Records that describe figures
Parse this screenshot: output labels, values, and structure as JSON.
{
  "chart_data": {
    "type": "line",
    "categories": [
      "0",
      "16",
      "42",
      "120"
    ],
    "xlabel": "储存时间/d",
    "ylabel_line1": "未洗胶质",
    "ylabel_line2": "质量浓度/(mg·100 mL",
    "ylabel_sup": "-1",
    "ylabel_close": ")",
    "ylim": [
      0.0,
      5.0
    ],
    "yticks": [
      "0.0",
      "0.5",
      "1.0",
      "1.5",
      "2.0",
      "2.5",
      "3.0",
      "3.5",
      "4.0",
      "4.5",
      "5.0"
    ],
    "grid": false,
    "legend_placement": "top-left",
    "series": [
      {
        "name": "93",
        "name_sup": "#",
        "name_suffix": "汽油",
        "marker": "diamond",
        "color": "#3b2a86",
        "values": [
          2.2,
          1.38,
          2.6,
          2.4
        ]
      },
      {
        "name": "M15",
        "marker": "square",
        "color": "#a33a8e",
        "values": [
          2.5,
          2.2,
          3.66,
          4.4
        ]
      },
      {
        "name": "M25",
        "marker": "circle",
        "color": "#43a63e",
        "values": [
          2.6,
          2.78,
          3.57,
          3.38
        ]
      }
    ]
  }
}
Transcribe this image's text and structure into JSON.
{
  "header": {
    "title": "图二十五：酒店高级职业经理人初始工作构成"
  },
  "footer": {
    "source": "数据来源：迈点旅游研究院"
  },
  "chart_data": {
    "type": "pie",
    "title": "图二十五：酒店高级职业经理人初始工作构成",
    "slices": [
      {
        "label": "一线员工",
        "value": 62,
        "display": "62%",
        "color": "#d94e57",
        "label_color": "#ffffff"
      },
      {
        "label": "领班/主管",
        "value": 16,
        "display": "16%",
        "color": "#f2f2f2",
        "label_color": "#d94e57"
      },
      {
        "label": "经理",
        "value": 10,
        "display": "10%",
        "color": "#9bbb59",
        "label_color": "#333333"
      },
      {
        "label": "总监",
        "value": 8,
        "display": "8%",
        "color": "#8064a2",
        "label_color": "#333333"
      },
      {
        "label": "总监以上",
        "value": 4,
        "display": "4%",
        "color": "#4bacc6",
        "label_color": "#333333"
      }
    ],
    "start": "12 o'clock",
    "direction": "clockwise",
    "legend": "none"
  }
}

Written task —
Exact copies of all the records are required.

Solution to this task —
Parse this screenshot: output labels, values, and structure as JSON.
{
  "chart_data": {
    "type": "line",
    "categories": [
      "0",
      "16",
      "42",
      "120"
    ],
    "xlabel": "储存时间/d",
    "ylabel_line1": "未洗胶质",
    "ylabel_line2": "质量浓度/(mg·100 mL",
    "ylabel_sup": "-1",
    "ylabel_close": ")",
    "ylim": [
      0.0,
      5.0
    ],
    "yticks": [
      "0.0",
      "0.5",
      "1.0",
      "1.5",
      "2.0",
      "2.5",
      "3.0",
      "3.5",
      "4.0",
      "4.5",
      "5.0"
    ],
    "grid": false,
    "legend_placement": "top-left",
    "series": [
      {
        "name": "93",
        "name_sup": "#",
        "name_suffix": "汽油",
        "marker": "diamond",
        "color": "#3b2a86",
        "values": [
          2.2,
          1.38,
          2.6,
          2.4
        ]
      },
      {
        "name": "M15",
        "marker": "square",
        "color": "#a33a8e",
        "values": [
          2.5,
          2.2,
          3.66,
          4.4
        ]
      },
      {
        "name": "M25",
        "marker": "circle",
        "color": "#43a63e",
        "values": [
          2.6,
          2.78,
          3.57,
          3.38
        ]
      }
    ]
  }
}
Transcribe this image's text and structure into JSON.
{
  "header": {
    "title": "图二十五：酒店高级职业经理人初始工作构成"
  },
  "footer": {
    "source": "数据来源：迈点旅游研究院"
  },
  "chart_data": {
    "type": "pie",
    "title": "图二十五：酒店高级职业经理人初始工作构成",
    "slices": [
      {
        "label": "一线员工",
        "value": 62,
        "display": "62%",
        "color": "#d94e57",
        "label_color": "#ffffff"
      },
      {
        "label": "领班/主管",
        "value": 16,
        "display": "16%",
        "color": "#f2f2f2",
        "label_color": "#d94e57"
      },
      {
        "label": "经理",
        "value": 10,
        "display": "10%",
        "color": "#9bbb59",
        "label_color": "#333333"
      },
      {
        "label": "总监",
        "value": 8,
        "display": "8%",
        "color": "#8064a2",
        "label_color": "#333333"
      },
      {
        "label": "总监以上",
        "value": 4,
        "display": "4%",
        "color": "#4bacc6",
        "label_color": "#333333"
      }
    ],
    "start": "12 o'clock",
    "direction": "clockwise",
    "legend": "none"
  }
}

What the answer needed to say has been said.